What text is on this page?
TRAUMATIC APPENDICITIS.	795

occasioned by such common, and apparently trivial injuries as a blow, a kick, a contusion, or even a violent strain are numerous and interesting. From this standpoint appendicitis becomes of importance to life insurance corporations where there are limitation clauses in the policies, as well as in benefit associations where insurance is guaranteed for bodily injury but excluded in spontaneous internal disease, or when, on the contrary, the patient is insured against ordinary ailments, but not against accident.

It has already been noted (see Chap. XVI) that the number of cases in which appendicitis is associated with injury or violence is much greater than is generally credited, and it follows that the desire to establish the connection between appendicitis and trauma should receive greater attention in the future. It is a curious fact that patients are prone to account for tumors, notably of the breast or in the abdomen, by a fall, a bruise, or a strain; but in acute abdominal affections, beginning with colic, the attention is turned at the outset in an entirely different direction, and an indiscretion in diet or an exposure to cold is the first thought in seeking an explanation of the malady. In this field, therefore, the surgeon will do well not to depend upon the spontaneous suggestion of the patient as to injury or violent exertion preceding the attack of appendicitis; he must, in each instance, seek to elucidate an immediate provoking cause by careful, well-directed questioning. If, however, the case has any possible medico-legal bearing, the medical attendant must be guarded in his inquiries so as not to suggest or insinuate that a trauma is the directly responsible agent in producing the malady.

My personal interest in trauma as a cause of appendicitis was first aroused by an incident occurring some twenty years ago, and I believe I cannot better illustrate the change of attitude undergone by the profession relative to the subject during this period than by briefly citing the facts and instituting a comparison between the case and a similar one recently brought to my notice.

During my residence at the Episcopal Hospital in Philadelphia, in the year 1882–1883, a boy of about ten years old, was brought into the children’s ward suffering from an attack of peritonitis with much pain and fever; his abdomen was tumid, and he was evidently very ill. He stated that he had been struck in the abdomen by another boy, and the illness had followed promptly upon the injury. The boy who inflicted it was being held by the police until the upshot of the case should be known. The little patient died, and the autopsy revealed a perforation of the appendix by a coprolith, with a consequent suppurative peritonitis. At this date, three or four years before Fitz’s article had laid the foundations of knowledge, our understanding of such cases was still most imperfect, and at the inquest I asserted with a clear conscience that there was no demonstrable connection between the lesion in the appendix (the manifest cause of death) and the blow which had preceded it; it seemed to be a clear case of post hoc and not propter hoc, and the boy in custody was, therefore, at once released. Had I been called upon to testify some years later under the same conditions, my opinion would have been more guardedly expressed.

> **Prompt**:
Retype the entries above. Match them exactly.

> **Task result**:
What text is on this page?
TRAUMATIC APPENDICITIS.	795

occasioned by such common, and apparently trivial injuries as a blow, a kick, a contusion, or even a violent strain are numerous and interesting. From this standpoint appendicitis becomes of importance to life insurance corporations where there are limitation clauses in the policies, as well as in benefit associations where insurance is guaranteed for bodily injury but excluded in spontaneous internal disease, or when, on the contrary, the patient is insured against ordinary ailments, but not against accident.

It has already been noted (see Chap. XVI) that the number of cases in which appendicitis is associated with injury or violence is much greater than is generally credited, and it follows that the desire to establish the connection between appendicitis and trauma should receive greater attention in the future. It is a curious fact that patients are prone to account for tumors, notably of the breast or in the abdomen, by a fall, a bruise, or a strain; but in acute abdominal affections, beginning with colic, the attention is turned at the outset in an entirely different direction, and an indiscretion in diet or an exposure to cold is the first thought in seeking an explanation of the malady. In this field, therefore, the surgeon will do well not to depend upon the spontaneous suggestion of the patient as to injury or violent exertion preceding the attack of appendicitis; he must, in each instance, seek to elucidate an immediate provoking cause by careful, well-directed questioning. If, however, the case has any possible medico-legal bearing, the medical attendant must be guarded in his inquiries so as not to suggest or insinuate that a trauma is the directly responsible agent in producing the malady.

My personal interest in trauma as a cause of appendicitis was first aroused by an incident occurring some twenty years ago, and I believe I cannot better illustrate the change of attitude undergone by the profession relative to the subject during this period than by briefly citing the facts and instituting a comparison between the case and a similar one recently brought to my notice.

During my residence at the Episcopal Hospital in Philadelphia, in the year 1882–1883, a boy of about ten years old, was brought into the children’s ward suffering from an attack of peritonitis with much pain and fever; his abdomen was tumid, and he was evidently very ill. He stated that he had been struck in the abdomen by another boy, and the illness had followed promptly upon the injury. The boy who inflicted it was being held by the police until the upshot of the case should be known. The little patient died, and the autopsy revealed a perforation of the appendix by a coprolith, with a consequent suppurative peritonitis. At this date, three or four years before Fitz’s article had laid the foundations of knowledge, our understanding of such cases was still most imperfect, and at the inquest I asserted with a clear conscience that there was no demonstrable connection between the lesion in the appendix (the manifest cause of death) and the blow which had preceded it; it seemed to be a clear case of post hoc and not propter hoc, and the boy in custody was, therefore, at once released. Had I been called upon to testify some years later under the same conditions, my opinion would have been more guardedly expressed.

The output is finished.